— Start of Data records —
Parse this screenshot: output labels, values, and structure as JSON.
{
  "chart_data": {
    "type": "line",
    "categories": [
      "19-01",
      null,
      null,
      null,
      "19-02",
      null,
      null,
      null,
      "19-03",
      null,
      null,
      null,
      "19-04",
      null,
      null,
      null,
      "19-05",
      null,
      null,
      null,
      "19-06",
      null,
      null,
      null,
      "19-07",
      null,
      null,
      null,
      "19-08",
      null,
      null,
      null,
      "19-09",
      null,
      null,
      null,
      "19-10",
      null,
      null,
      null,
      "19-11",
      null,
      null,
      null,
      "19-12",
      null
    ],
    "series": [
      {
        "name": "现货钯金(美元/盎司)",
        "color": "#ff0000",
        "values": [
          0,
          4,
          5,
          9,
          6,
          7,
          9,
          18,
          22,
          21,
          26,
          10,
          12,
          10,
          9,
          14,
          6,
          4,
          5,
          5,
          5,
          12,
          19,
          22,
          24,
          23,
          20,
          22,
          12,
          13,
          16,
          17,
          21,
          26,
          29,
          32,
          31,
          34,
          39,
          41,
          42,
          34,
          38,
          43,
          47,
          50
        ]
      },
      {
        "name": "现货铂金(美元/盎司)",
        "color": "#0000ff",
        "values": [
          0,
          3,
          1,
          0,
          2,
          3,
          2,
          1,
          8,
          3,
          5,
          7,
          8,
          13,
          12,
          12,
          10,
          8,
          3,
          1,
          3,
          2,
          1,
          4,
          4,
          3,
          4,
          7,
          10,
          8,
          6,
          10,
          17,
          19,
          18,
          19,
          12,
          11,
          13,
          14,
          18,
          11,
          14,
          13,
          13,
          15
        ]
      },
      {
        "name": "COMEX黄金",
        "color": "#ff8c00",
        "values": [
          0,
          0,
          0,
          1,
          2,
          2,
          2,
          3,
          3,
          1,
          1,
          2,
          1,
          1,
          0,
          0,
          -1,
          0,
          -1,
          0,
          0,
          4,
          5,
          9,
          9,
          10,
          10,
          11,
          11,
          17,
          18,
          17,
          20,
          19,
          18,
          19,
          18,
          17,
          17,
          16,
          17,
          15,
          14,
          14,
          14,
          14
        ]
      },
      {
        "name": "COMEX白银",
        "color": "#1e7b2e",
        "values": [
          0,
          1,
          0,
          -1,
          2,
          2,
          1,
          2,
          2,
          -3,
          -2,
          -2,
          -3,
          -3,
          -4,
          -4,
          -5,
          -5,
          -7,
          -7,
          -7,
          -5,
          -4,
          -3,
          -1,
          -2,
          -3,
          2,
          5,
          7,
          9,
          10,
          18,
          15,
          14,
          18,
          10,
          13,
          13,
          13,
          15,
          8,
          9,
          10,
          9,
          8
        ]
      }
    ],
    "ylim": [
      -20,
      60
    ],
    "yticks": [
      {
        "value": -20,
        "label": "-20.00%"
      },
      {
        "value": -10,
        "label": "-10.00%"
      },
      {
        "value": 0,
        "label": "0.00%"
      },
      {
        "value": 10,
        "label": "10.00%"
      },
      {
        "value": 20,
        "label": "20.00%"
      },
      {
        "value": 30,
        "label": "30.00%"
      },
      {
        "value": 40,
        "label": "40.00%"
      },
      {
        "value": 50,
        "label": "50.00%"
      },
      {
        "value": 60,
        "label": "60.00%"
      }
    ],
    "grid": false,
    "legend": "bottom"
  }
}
— End of Data records —
• [Aim of the exercise]:
From the records above, please extract every line and repeat it exactly.

• [Task output]:
Parse this screenshot: output labels, values, and structure as JSON.
{
  "chart_data": {
    "type": "line",
    "categories": [
      "19-01",
      null,
      null,
      null,
      "19-02",
      null,
      null,
      null,
      "19-03",
      null,
      null,
      null,
      "19-04",
      null,
      null,
      null,
      "19-05",
      null,
      null,
      null,
      "19-06",
      null,
      null,
      null,
      "19-07",
      null,
      null,
      null,
      "19-08",
      null,
      null,
      null,
      "19-09",
      null,
      null,
      null,
      "19-10",
      null,
      null,
      null,
      "19-11",
      null,
      null,
      null,
      "19-12",
      null
    ],
    "series": [
      {
        "name": "现货钯金(美元/盎司)",
        "color": "#ff0000",
        "values": [
          0,
          4,
          5,
          9,
          6,
          7,
          9,
          18,
          22,
          21,
          26,
          10,
          12,
          10,
          9,
          14,
          6,
          4,
          5,
          5,
          5,
          12,
          19,
          22,
          24,
          23,
          20,
          22,
          12,
          13,
          16,
          17,
          21,
          26,
          29,
          32,
          31,
          34,
          39,
          41,
          42,
          34,
          38,
          43,
          47,
          50
        ]
      },
      {
        "name": "现货铂金(美元/盎司)",
        "color": "#0000ff",
        "values": [
          0,
          3,
          1,
          0,
          2,
          3,
          2,
          1,
          8,
          3,
          5,
          7,
          8,
          13,
          12,
          12,
          10,
          8,
          3,
          1,
          3,
          2,
          1,
          4,
          4,
          3,
          4,
          7,
          10,
          8,
          6,
          10,
          17,
          19,
          18,
          19,
          12,
          11,
          13,
          14,
          18,
          11,
          14,
          13,
          13,
          15
        ]
      },
      {
        "name": "COMEX黄金",
        "color": "#ff8c00",
        "values": [
          0,
          0,
          0,
          1,
          2,
          2,
          2,
          3,
          3,
          1,
          1,
          2,
          1,
          1,
          0,
          0,
          -1,
          0,
          -1,
          0,
          0,
          4,
          5,
          9,
          9,
          10,
          10,
          11,
          11,
          17,
          18,
          17,
          20,
          19,
          18,
          19,
          18,
          17,
          17,
          16,
          17,
          15,
          14,
          14,
          14,
          14
        ]
      },
      {
        "name": "COMEX白银",
        "color": "#1e7b2e",
        "values": [
          0,
          1,
          0,
          -1,
          2,
          2,
          1,
          2,
          2,
          -3,
          -2,
          -2,
          -3,
          -3,
          -4,
          -4,
          -5,
          -5,
          -7,
          -7,
          -7,
          -5,
          -4,
          -3,
          -1,
          -2,
          -3,
          2,
          5,
          7,
          9,
          10,
          18,
          15,
          14,
          18,
          10,
          13,
          13,
          13,
          15,
          8,
          9,
          10,
          9,
          8
        ]
      }
    ],
    "ylim": [
      -20,
      60
    ],
    "yticks": [
      {
        "value": -20,
        "label": "-20.00%"
      },
      {
        "value": -10,
        "label": "-10.00%"
      },
      {
        "value": 0,
        "label": "0.00%"
      },
      {
        "value": 10,
        "label": "10.00%"
      },
      {
        "value": 20,
        "label": "20.00%"
      },
      {
        "value": 30,
        "label": "30.00%"
      },
      {
        "value": 40,
        "label": "40.00%"
      },
      {
        "value": 50,
        "label": "50.00%"
      },
      {
        "value": 60,
        "label": "60.00%"
      }
    ],
    "grid": false,
    "legend": "bottom"
  }
}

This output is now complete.